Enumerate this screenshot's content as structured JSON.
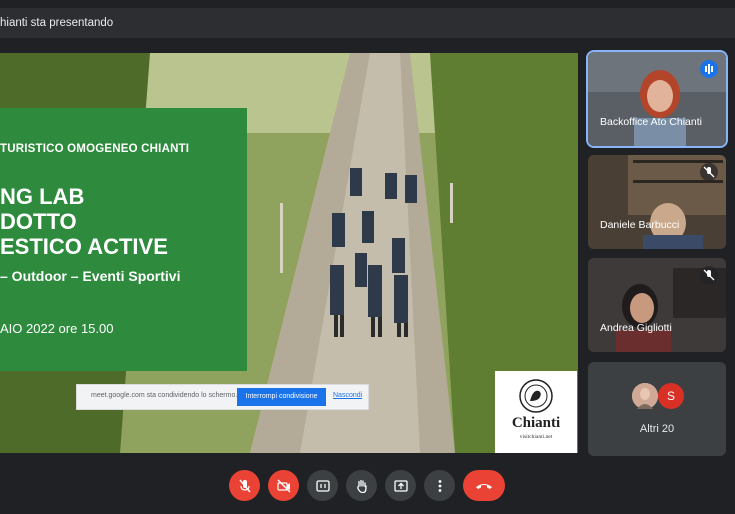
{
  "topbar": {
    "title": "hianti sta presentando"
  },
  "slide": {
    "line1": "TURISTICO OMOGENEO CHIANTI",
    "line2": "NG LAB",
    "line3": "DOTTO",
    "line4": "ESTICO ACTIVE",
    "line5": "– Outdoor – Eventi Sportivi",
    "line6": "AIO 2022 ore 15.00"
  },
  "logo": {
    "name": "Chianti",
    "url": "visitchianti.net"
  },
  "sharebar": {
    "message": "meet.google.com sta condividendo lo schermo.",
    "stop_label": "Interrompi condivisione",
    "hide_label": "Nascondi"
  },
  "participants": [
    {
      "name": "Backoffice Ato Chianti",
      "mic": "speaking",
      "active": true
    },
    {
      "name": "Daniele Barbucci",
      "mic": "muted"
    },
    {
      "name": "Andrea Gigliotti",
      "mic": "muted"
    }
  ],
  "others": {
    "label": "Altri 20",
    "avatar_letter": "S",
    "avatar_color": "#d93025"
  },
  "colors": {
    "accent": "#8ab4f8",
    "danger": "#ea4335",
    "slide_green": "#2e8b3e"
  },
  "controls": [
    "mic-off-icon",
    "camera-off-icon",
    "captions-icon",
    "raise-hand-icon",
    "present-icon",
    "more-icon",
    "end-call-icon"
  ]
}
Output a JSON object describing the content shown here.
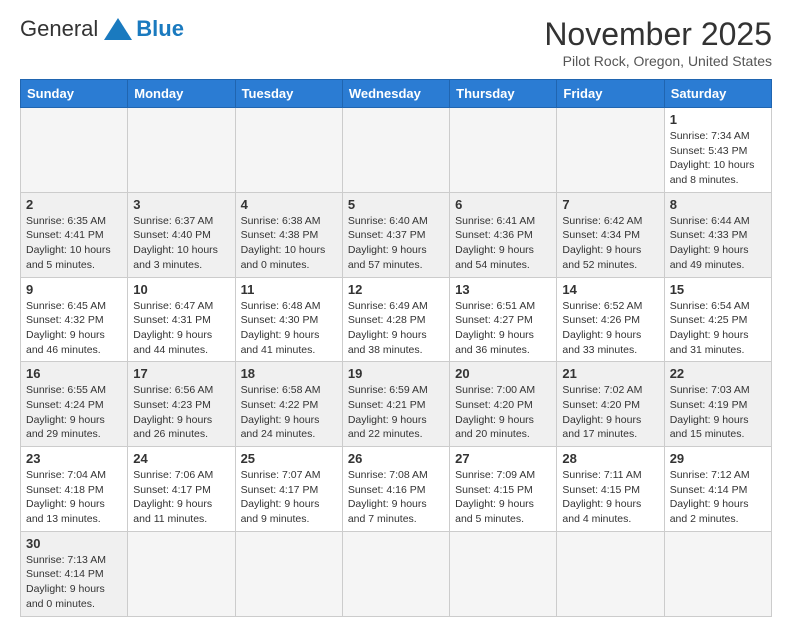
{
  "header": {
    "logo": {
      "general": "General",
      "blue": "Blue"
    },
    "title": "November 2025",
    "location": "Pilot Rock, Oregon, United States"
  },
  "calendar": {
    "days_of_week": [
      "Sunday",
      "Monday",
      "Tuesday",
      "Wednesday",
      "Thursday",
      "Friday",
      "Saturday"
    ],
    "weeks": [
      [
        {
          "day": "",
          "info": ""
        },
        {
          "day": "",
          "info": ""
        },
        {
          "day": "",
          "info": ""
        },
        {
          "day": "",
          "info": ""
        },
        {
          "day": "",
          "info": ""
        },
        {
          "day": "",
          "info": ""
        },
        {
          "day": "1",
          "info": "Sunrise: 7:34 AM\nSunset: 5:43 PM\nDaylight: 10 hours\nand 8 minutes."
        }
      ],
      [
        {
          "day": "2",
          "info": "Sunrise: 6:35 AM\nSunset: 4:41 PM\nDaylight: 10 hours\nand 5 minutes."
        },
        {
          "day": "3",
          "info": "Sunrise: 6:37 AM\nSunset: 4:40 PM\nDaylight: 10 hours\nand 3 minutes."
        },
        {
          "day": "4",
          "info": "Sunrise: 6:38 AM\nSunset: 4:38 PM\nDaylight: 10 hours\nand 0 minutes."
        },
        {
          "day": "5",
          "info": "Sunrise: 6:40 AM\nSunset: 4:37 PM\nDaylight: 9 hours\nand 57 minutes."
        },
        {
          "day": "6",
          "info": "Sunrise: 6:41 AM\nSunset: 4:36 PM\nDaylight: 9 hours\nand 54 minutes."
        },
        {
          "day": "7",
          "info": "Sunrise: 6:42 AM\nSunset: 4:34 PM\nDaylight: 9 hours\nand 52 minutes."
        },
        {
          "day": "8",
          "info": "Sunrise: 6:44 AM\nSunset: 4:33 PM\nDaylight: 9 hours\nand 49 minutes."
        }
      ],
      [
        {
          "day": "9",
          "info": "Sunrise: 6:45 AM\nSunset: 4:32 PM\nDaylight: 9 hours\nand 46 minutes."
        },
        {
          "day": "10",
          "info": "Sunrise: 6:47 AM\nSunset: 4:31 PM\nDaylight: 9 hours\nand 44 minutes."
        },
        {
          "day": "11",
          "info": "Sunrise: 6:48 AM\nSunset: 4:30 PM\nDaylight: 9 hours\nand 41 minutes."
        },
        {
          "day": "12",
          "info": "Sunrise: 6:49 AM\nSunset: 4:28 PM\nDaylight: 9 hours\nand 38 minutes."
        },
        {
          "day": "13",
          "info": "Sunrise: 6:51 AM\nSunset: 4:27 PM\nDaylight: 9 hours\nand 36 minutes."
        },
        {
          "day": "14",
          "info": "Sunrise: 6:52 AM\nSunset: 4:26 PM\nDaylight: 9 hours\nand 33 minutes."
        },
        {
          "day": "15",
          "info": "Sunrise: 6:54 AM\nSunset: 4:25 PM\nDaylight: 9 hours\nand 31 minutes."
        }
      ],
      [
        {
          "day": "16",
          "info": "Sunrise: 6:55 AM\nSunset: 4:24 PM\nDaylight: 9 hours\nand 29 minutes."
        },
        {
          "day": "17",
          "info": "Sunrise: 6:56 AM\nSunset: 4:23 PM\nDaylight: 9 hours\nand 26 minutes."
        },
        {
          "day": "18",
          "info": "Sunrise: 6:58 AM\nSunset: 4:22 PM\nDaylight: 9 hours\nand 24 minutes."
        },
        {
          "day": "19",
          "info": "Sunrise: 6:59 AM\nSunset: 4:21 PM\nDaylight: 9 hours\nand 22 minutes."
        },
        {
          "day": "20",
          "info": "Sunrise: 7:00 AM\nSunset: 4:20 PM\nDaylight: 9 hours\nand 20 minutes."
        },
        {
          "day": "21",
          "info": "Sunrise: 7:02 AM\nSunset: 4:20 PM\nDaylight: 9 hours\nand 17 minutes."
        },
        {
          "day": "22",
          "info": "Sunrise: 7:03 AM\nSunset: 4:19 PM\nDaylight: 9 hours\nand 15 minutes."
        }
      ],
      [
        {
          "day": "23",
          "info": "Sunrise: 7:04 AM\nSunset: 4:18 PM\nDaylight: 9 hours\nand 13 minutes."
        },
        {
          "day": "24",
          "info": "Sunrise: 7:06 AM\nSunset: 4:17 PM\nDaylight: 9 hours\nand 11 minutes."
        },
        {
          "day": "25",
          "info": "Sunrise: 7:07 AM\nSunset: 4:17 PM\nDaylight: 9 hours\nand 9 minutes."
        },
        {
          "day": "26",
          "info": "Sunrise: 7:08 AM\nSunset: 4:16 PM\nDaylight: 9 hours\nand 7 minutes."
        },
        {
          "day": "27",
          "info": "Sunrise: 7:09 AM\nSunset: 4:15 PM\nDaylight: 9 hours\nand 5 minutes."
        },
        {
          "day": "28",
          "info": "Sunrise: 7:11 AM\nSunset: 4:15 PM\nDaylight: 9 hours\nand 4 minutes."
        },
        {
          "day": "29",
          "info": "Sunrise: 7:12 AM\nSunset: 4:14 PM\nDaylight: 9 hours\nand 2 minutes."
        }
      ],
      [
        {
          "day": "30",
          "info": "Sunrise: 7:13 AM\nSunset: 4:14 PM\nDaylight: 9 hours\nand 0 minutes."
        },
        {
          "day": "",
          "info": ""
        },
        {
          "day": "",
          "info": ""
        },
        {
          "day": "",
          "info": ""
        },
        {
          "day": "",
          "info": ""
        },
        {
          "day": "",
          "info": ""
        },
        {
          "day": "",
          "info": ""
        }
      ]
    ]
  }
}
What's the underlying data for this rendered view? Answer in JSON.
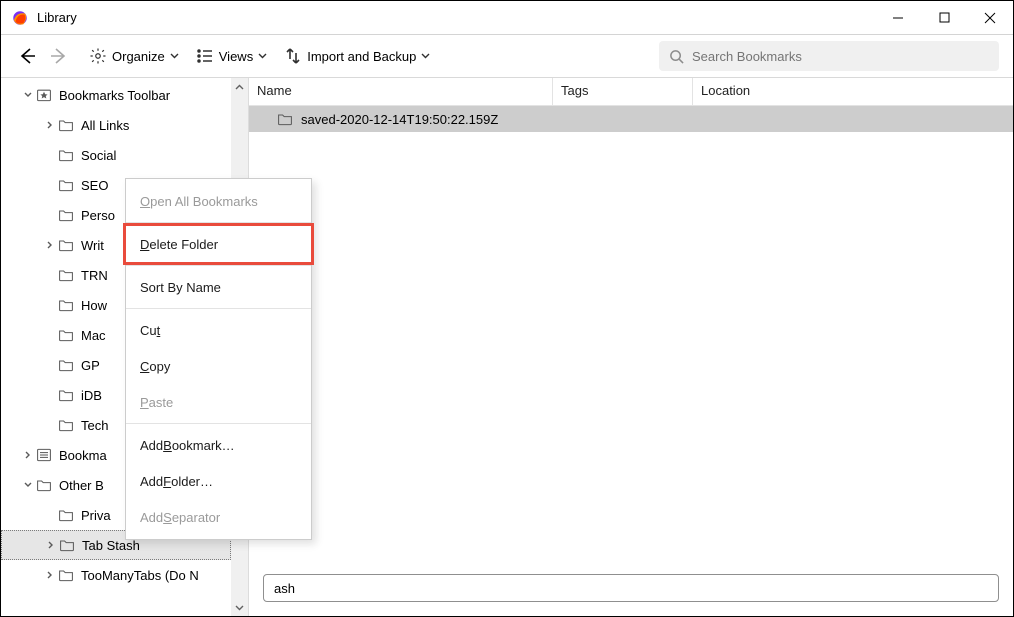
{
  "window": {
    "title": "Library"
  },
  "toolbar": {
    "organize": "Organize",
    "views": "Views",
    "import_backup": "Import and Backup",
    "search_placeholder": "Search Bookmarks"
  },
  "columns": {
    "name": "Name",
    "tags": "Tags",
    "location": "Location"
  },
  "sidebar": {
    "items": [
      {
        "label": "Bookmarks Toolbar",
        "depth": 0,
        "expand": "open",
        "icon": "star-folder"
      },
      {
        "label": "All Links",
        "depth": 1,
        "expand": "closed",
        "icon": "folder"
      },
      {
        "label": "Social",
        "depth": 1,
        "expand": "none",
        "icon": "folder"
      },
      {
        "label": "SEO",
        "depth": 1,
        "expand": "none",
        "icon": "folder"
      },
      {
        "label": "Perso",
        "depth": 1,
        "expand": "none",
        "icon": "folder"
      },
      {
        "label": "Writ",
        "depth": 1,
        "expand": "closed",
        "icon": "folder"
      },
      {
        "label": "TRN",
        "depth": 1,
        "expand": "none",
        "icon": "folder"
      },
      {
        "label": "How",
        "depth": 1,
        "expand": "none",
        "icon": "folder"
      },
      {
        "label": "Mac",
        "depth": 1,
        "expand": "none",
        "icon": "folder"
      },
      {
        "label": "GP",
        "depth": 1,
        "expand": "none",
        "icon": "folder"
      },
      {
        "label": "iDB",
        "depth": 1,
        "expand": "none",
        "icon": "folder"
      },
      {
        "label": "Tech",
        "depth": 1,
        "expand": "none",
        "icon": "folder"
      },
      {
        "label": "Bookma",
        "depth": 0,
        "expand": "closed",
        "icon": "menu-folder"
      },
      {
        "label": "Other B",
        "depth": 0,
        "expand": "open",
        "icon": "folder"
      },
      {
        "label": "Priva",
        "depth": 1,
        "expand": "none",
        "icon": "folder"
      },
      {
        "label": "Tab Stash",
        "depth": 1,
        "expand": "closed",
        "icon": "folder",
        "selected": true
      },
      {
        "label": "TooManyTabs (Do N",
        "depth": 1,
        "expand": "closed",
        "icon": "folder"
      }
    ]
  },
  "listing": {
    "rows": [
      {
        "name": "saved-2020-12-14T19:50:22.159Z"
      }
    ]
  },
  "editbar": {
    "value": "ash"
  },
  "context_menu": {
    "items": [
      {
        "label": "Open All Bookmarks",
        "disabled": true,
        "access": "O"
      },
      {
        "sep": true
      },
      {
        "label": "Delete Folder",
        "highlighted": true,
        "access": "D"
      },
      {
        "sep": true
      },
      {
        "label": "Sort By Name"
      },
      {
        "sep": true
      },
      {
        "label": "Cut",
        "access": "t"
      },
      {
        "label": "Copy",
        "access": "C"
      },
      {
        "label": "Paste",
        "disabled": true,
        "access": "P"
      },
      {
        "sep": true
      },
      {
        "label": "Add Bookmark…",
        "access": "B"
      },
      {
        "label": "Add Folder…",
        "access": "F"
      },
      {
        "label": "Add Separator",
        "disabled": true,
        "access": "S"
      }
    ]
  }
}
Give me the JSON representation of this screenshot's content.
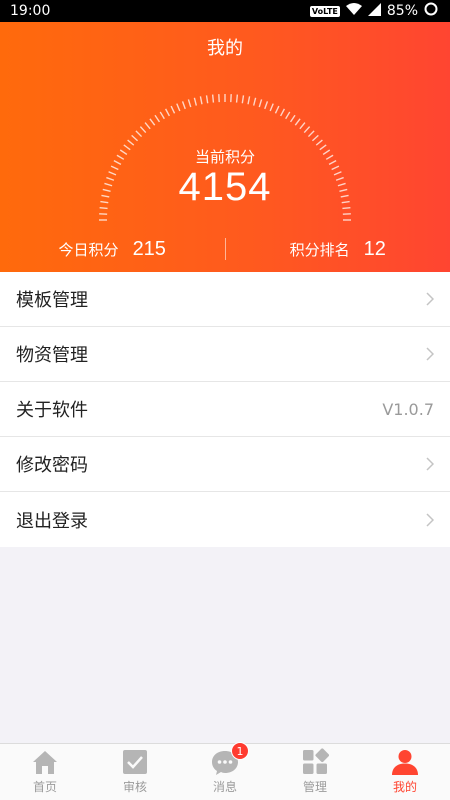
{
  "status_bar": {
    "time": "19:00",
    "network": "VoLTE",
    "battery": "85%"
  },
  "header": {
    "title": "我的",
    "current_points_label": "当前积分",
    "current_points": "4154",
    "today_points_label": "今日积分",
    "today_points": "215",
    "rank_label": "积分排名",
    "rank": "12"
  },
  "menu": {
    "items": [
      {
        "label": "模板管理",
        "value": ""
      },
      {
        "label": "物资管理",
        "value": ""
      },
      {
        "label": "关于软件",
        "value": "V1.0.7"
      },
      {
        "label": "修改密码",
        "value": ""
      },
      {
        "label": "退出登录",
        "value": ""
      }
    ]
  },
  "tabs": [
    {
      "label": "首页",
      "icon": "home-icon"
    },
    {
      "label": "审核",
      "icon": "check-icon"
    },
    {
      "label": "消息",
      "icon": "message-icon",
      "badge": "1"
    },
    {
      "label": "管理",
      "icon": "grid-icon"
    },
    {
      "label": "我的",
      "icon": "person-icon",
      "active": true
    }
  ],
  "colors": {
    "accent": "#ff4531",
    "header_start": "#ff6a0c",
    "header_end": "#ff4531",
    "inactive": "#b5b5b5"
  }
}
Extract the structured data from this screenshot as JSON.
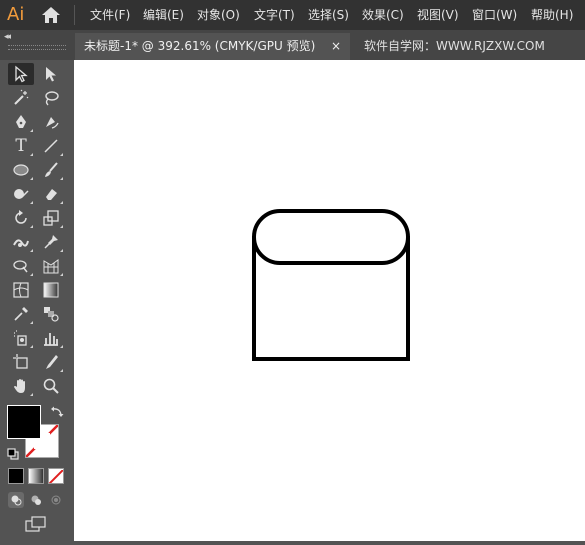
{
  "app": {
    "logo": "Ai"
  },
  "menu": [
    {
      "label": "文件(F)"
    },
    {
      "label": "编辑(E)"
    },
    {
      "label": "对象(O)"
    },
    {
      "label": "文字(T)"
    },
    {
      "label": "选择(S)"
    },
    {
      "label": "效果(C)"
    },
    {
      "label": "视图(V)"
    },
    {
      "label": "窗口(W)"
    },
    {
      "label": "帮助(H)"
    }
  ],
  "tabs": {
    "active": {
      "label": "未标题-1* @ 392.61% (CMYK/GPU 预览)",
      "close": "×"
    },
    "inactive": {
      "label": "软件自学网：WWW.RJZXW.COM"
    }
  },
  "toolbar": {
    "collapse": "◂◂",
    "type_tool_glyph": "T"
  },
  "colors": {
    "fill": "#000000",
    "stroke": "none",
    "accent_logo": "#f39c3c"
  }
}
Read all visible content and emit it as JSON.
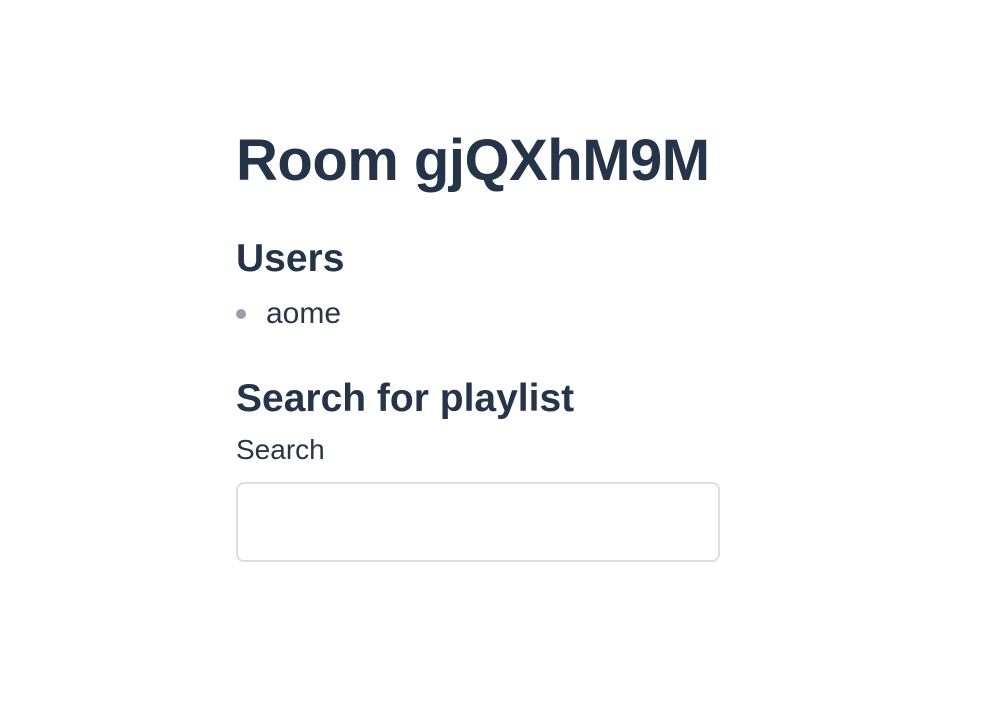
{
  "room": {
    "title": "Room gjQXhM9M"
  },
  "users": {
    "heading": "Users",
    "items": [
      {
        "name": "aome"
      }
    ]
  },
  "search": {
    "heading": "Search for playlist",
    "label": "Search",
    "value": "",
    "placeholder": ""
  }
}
****************
→ GIVEN PROBLEM
In the material above, find each line that contains the word "title", and select it.

→ TASK SOLUTION
    "title": "hianti sta presentando"
    "title": "November 2025",
    "title": "Library"
    "title": "我的",
    "title": "Room gjQXhM9M"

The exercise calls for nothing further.